[Data records]
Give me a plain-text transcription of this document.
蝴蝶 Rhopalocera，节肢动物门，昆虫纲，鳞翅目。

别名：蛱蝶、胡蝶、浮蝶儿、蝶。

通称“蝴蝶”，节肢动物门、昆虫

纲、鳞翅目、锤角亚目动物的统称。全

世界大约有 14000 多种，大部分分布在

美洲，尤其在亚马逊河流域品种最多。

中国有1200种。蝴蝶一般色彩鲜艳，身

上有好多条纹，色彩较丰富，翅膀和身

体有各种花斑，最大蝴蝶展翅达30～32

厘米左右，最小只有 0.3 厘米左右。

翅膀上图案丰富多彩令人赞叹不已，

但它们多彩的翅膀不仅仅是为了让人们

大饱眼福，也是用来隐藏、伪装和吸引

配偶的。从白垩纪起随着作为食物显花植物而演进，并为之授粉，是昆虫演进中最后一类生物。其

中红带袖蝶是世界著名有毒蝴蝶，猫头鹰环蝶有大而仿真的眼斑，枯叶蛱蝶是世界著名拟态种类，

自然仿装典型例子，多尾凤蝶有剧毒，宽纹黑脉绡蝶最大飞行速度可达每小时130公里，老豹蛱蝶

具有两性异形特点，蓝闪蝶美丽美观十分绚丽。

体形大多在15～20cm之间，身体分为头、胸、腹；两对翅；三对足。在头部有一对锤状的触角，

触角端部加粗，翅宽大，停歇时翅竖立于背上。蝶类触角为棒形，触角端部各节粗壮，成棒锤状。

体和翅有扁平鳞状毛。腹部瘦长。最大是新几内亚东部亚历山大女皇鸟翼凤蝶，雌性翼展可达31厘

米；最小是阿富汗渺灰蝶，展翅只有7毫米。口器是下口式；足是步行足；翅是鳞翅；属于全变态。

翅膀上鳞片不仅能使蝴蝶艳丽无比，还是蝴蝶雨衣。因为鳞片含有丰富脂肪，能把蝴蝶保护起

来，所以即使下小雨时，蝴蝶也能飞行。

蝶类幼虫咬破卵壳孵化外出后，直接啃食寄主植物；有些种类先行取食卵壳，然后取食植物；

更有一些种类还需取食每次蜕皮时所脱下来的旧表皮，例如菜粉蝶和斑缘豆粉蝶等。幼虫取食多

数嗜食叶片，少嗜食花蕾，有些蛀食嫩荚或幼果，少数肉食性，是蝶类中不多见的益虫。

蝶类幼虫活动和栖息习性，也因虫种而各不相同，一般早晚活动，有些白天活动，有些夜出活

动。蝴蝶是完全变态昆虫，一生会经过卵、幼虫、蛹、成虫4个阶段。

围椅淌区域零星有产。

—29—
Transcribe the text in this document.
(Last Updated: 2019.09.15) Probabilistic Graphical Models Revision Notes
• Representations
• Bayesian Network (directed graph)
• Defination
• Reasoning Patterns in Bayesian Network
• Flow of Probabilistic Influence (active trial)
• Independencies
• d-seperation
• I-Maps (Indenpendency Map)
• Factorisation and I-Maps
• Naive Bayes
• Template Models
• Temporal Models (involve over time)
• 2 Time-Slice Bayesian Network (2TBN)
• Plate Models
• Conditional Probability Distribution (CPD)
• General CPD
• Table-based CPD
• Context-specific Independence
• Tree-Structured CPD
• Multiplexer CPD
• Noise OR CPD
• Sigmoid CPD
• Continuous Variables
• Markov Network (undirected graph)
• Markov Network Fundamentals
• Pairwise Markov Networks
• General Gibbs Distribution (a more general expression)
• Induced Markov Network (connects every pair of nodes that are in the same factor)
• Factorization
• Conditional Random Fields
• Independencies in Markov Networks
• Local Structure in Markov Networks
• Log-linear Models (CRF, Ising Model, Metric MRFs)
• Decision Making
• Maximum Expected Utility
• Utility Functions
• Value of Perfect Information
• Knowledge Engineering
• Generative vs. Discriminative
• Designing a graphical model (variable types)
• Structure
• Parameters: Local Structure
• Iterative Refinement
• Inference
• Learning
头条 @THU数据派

# GIVEN TASK
Return every line holding the word "Maps" from the records.

# SOLUTION
• I-Maps (Indenpendency Map)
• Factorisation and I-Maps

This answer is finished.